## EXCERPTED RECORDS
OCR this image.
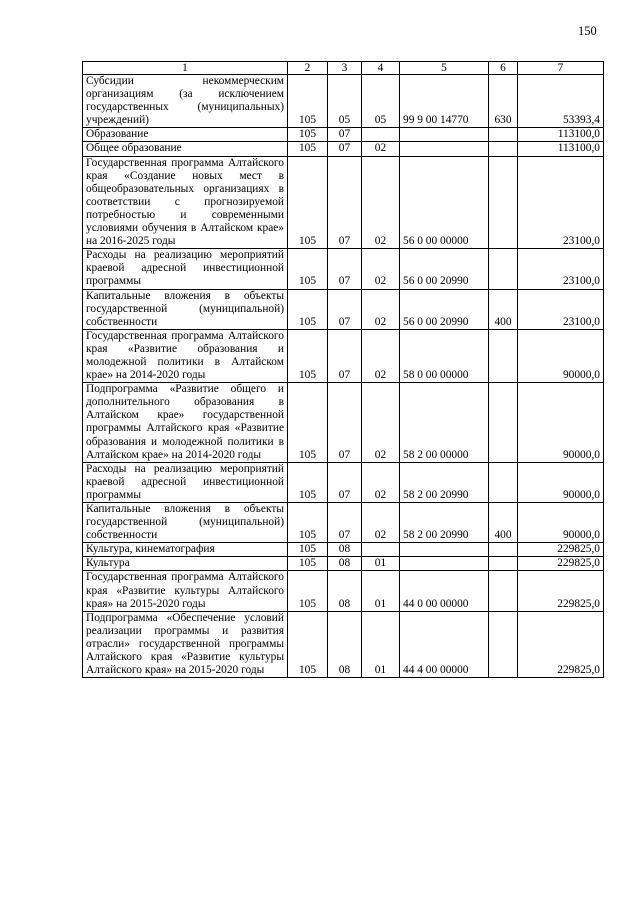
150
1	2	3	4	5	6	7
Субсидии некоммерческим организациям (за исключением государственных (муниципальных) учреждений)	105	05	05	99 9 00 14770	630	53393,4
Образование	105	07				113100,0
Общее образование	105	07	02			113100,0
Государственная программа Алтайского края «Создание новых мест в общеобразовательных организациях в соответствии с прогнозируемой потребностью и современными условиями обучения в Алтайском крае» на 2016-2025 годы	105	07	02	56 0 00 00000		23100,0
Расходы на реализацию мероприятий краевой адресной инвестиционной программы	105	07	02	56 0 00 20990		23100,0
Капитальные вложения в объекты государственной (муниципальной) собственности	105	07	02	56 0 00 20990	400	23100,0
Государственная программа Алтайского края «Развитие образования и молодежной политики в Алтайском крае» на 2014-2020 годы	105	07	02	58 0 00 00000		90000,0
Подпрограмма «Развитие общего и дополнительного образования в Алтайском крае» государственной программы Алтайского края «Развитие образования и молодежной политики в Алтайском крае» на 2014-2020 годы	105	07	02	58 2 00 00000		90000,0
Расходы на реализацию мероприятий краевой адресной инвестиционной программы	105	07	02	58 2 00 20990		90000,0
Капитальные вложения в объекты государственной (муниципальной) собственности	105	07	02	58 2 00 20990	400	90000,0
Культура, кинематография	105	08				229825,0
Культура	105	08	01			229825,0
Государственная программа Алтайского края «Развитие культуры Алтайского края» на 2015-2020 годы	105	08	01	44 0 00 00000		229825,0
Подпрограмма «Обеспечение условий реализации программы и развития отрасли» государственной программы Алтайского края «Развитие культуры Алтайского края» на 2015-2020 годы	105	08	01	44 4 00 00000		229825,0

## YOUR TASK
Lines that hold "Расходы" are the ones to copy; find all of them.

## WRITTEN SOLUTION
Расходы на реализацию мероприятий краевой адресной инвестиционной программы	105	07	02	56 0 00 20990		23100,0
Расходы на реализацию мероприятий краевой адресной инвестиционной программы	105	07	02	58 2 00 20990		90000,0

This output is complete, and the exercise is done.